INSTRUCTIONS TO FOLLOW
Find the line containing "Transcribe the text in this document." in the listing below; reproduce it and every line after, exactly. Skip pictures.

[Stored data]
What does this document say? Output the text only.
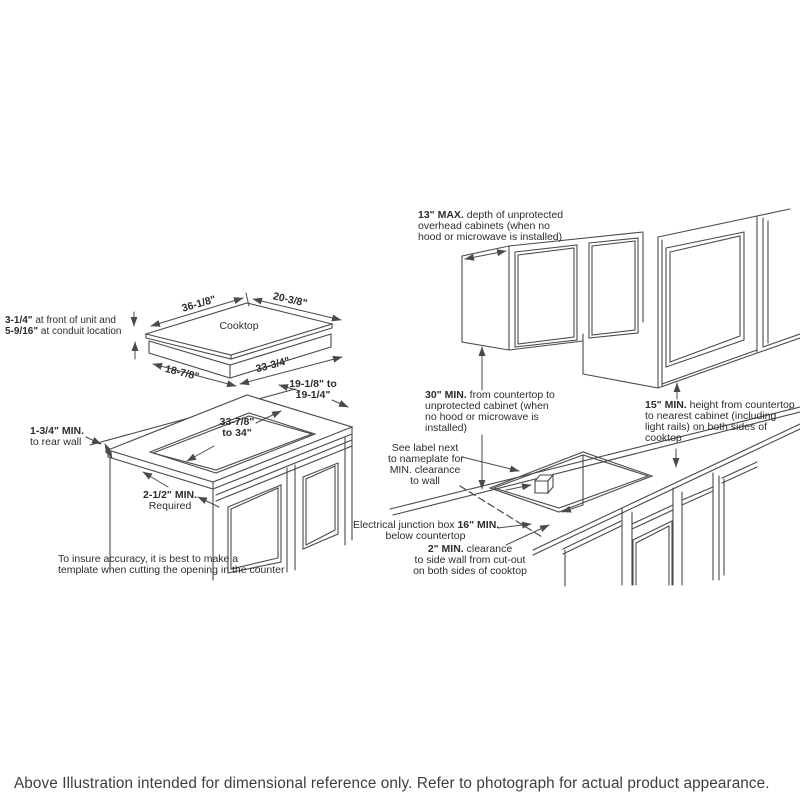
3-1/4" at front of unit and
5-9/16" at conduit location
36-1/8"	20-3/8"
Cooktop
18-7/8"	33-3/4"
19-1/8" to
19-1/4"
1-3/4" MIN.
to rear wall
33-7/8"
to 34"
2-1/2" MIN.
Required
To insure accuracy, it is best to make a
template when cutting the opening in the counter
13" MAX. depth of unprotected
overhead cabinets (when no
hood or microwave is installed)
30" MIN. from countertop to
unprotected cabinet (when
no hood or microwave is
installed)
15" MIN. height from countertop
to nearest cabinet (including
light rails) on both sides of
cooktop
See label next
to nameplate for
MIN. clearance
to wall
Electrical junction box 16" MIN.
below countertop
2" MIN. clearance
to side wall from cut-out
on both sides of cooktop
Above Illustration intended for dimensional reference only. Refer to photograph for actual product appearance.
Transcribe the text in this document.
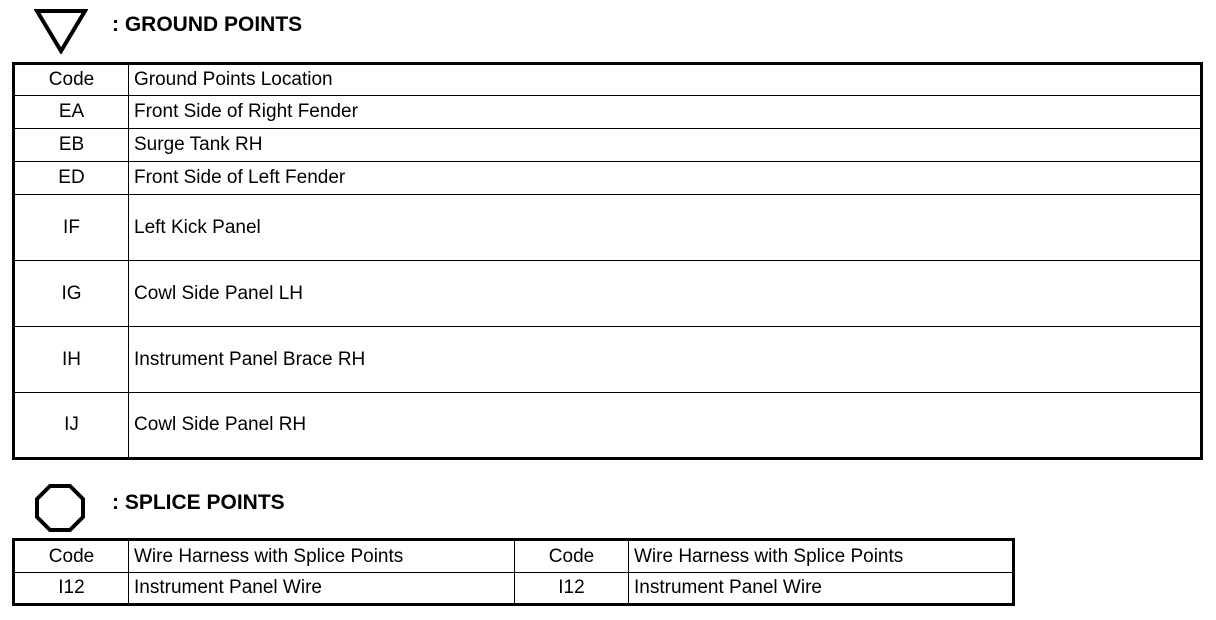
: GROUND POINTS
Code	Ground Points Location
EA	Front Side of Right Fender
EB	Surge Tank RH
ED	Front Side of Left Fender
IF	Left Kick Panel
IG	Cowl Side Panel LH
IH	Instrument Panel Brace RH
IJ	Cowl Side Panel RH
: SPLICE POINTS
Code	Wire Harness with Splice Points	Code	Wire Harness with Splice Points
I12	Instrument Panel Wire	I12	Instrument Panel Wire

TASK RESPONSE
Transcribe the text in this document.
: GROUND POINTS
Code	Ground Points Location
EA	Front Side of Right Fender
EB	Surge Tank RH
ED	Front Side of Left Fender
IF	Left Kick Panel
IG	Cowl Side Panel LH
IH	Instrument Panel Brace RH
IJ	Cowl Side Panel RH
: SPLICE POINTS
Code	Wire Harness with Splice Points	Code	Wire Harness with Splice Points
I12	Instrument Panel Wire	I12	Instrument Panel Wire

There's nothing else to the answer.